• [TEXT FOR ANALYSIS]
- - - - - - -
Count orlock on boat in Nosferatu
Nosferatu | ullstein bild/ullstein bild via Getty Images

Before there was Bela Lugosi as Dracula, there was Max Schreck as the undead Count Orlock in the influential 1922 silent horror film Nosferatu. An adaptation of Bram Stoker’s famous vampire novel in everything but name (Stoker’s estate even sued — and won — over the plaigarism), it still delivers chills today. Make it a marathon by also streaming Werner Herzog’s 1979 remake Nosferatu The Vampyre with Klaus Kinski as Orlok and Shadow of the Vampire, a fictionalized account of the filming of the original movie that imagines Schreck (Willem Dafoe) was an actual vampire, both also on Prime.    

‘White Zombie’

If you prefer zombies over vampires when it comes to supernatural scaries, queue up White Zombie. This 1932 movie, which is generally considered to be the first zombie flick ever made, stars Lugosi as an evil voodoo master who turns his enemies into an army of the walking dead.   

‘Les Diaboliques’ 

The vicious husband of a boarding school owner carries on a flagrant (and abusive) affair with one of the school’s teachers. Drawn together by his cruelty, the women hatch a plan to murder the man in this unsettling 1955 French horror film directed by Henri-Georges Clouzot that was a major influence on Alfred Hitchcock. 

‘House on Haunted Hill’ 

poster for the House on Haunted Hill
House On Haunted Hill | LMPC via Getty Images

The iconic Vincent Price plays a wealthy man who invites a group of people to his creepy mansion and offers them $10,000 if they can make it through. the night. More campy than scary, this 1959 movie is a classic B-grade horror flick.  

‘Night of the Living Dead’ 

George Romero’s 1968 movie, filmed on a shoestring budget with uknown actors, helped usher in the era of modern horror film and also introduced the idea of flesh-eating zombies. The story of a random group of people trapped in a remote farmhouse as the undead encircle them still has the power to frighten today.
- - - - - - -
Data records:
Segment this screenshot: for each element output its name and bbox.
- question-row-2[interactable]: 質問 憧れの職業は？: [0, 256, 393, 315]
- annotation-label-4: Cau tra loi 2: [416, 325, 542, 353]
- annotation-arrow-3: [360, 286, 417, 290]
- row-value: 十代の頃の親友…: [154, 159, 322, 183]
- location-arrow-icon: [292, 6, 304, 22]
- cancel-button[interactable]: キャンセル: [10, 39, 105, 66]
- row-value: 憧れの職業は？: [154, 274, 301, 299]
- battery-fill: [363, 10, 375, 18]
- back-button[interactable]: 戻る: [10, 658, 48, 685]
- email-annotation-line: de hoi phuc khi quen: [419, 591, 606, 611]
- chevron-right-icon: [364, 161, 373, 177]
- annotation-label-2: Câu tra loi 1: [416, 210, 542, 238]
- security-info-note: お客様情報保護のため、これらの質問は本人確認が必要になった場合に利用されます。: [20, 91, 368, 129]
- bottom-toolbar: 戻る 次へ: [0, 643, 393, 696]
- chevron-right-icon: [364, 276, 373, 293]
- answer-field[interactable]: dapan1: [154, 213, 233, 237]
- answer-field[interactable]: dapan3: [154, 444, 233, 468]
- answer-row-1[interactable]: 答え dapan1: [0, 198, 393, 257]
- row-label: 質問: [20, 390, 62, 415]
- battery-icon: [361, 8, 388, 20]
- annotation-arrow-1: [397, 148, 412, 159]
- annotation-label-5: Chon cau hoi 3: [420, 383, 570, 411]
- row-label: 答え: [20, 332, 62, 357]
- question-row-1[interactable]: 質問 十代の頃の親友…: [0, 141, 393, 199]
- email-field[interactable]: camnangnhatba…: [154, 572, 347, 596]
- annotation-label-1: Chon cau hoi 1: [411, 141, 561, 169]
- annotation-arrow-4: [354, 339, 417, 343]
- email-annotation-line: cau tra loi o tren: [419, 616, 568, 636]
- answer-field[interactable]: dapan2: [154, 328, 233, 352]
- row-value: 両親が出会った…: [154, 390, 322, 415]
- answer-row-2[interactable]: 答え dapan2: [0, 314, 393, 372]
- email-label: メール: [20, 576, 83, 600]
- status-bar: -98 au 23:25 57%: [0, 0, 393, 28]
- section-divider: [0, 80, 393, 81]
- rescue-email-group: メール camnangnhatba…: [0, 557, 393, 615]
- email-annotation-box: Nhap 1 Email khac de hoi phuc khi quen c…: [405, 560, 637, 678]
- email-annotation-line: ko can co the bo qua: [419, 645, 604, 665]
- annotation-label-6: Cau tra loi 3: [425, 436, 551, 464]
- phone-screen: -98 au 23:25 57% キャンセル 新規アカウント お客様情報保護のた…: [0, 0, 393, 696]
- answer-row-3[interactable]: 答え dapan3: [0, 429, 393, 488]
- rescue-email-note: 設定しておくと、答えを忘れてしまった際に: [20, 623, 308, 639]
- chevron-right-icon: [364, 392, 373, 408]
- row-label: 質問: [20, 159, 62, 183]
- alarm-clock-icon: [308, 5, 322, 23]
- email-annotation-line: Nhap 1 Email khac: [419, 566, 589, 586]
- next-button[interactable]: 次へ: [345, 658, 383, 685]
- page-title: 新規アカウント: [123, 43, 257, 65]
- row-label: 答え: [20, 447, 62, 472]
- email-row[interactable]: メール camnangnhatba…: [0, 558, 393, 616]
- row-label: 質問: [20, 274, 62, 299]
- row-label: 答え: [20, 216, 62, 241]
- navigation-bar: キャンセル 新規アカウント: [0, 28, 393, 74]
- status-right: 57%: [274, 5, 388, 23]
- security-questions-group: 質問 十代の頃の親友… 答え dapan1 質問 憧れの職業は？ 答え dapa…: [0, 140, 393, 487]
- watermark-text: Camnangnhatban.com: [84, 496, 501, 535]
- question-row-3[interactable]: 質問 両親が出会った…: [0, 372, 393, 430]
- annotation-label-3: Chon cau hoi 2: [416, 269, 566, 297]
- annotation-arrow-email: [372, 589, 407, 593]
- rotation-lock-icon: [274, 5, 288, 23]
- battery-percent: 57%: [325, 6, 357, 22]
- - - - - - -
• [ACTIVITY LIST]
a – In the text on classic horror films, who directed the 1955 French film Les Diaboliques?
b – Pick up the text on classic horror films after its last sentence and keep it going in the same style.
The rows above were drawn from a separate source.

• [RESULTS FOR THE EXERCISE]
a – Henri-Georges Clouzot directed it.

b –
‘Rosemary’s Baby’ 

Mia Farrow holding an ice pick in Rosemary's Baby
Rosemary’s Baby | George Rinhart/Corbis via Getty Images

Released the same year as Night of the Living Dead, Roman Polanski’s Rosemary’s Baby stars Mia Farrow and John Cassavetes as a young couple who move into a New York City apartment building with a dark history. After Rosemary gets pregnant, she becomes convinced that her neighbors have sinister intentions regarding her and her baby. But only after she gives birth is the true horror revealed.  

‘Carrie’ 

It seems that every year there’s a new Stephen King adaptation for the big or small screen. But it’s hard to top the first. Released in 1976, Brian DePalma’s Carrie is a terrifying tale of a bullied teen (Sissy Spacek) who take brutal revenge on those who’ve wronged her.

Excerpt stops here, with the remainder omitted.